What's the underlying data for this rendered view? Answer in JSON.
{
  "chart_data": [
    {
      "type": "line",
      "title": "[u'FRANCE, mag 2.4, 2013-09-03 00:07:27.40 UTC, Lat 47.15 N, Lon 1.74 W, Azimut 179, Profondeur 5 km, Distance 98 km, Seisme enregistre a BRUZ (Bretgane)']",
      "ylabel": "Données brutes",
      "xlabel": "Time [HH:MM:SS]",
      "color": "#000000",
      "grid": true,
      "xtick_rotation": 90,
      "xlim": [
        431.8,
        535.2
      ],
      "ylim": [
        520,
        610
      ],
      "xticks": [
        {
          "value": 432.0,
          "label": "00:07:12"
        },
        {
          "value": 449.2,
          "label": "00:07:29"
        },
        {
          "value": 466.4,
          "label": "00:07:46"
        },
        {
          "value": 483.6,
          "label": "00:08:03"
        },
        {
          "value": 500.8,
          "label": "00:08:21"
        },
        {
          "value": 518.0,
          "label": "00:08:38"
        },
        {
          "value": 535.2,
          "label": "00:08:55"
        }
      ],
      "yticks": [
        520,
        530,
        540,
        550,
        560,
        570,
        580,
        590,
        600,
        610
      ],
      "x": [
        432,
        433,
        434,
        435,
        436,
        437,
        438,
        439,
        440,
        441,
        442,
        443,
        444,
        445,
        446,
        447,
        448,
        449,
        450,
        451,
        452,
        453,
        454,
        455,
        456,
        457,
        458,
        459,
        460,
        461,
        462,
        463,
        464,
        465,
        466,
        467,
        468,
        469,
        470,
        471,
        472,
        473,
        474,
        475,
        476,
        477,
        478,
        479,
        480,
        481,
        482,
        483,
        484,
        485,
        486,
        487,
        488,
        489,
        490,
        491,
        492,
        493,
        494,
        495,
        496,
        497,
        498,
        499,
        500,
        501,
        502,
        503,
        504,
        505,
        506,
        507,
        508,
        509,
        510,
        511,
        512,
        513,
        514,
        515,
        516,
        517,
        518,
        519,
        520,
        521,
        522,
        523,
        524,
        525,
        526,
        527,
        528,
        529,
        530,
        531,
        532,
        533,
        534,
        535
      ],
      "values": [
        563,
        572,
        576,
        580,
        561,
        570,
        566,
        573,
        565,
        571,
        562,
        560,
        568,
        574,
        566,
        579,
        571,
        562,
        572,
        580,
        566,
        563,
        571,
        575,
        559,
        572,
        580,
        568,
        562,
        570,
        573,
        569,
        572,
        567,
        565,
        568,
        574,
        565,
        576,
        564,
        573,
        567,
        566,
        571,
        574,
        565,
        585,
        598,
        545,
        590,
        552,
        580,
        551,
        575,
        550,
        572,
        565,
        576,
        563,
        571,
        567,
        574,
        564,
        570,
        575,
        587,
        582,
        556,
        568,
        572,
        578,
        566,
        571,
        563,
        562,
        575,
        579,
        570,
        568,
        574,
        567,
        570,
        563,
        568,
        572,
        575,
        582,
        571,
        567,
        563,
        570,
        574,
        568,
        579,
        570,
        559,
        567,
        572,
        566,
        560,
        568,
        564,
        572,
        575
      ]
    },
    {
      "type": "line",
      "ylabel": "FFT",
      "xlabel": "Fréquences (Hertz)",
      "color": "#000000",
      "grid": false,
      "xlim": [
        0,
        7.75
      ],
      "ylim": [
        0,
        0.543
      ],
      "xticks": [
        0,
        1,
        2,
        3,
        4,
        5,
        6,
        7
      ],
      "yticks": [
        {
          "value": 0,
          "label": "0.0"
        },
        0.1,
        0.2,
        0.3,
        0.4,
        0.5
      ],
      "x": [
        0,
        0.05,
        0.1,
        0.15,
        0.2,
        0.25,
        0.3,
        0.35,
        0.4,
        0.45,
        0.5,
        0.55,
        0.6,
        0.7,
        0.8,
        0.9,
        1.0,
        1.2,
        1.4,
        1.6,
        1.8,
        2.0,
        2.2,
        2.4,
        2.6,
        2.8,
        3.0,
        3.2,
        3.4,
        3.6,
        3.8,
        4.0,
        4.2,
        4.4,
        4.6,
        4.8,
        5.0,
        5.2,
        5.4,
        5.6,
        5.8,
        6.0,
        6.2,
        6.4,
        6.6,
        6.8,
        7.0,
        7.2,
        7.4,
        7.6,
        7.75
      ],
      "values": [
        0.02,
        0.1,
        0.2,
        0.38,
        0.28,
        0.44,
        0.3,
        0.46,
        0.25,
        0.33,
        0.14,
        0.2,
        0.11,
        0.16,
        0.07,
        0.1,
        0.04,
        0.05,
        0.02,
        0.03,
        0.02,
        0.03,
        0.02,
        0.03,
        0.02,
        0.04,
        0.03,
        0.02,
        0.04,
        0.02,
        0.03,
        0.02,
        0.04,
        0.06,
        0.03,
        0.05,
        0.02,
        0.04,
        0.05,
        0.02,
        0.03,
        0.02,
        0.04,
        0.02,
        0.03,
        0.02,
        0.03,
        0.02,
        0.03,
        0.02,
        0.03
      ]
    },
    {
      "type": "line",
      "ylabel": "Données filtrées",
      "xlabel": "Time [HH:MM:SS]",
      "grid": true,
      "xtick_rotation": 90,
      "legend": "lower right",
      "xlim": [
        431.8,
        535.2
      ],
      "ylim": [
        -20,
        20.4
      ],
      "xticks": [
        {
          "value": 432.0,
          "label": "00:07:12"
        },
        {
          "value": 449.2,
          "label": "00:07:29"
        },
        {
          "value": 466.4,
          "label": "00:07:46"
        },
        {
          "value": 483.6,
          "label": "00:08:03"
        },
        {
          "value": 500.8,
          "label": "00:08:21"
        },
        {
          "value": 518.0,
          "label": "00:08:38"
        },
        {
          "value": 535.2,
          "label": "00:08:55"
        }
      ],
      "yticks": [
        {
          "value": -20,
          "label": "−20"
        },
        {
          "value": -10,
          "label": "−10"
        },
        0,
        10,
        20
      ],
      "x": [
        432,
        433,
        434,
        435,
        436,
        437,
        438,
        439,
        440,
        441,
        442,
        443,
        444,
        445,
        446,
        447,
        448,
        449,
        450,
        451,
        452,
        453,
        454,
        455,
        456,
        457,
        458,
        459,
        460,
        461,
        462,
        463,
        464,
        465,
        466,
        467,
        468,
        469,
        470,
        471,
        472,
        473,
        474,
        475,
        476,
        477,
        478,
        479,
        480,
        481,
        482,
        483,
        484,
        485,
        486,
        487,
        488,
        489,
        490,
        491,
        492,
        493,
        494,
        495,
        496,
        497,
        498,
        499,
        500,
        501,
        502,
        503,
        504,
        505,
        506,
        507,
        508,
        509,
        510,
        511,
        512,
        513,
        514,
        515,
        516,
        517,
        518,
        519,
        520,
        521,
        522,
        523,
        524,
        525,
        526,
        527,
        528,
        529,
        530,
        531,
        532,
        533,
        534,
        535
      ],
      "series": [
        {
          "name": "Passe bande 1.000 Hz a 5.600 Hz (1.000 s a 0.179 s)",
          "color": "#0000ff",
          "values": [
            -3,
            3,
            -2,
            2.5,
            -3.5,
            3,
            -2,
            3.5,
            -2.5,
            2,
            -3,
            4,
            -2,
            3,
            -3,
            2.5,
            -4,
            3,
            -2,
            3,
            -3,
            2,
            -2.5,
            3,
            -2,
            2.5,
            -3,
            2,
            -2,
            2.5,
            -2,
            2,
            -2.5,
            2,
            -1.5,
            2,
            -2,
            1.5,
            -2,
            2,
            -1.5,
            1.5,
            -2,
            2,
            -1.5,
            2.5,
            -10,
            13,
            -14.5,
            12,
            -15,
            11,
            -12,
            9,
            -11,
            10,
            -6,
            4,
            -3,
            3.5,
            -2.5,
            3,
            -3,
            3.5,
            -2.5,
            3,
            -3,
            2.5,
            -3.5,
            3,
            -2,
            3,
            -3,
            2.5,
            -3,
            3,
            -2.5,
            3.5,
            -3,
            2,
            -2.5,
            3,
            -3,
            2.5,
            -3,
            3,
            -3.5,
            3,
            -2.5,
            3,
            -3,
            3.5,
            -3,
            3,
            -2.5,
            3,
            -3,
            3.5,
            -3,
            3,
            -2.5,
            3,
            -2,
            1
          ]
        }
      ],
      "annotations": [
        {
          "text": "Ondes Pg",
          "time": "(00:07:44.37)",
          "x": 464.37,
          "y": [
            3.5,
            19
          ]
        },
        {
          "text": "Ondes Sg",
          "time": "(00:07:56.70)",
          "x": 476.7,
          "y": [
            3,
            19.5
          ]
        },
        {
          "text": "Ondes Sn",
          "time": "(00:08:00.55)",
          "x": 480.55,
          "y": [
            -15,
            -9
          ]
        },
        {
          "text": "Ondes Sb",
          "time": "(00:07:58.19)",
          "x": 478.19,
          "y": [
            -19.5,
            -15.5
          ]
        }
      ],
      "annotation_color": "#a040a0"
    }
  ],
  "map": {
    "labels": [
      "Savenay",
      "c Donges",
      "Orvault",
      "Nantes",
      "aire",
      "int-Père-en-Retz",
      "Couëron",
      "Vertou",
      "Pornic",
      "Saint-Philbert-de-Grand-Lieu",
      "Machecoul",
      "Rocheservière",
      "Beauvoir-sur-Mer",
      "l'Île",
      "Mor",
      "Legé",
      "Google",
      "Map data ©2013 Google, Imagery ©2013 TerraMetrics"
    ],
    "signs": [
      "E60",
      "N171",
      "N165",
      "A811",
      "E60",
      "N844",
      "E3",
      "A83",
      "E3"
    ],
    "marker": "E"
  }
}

◆ ◆ ◆ ◆

Requirements: Go through the preceding material and copy each line that has the word "Données".

The reply:
      "ylabel": "Données brutes",
      "ylabel": "Données filtrées",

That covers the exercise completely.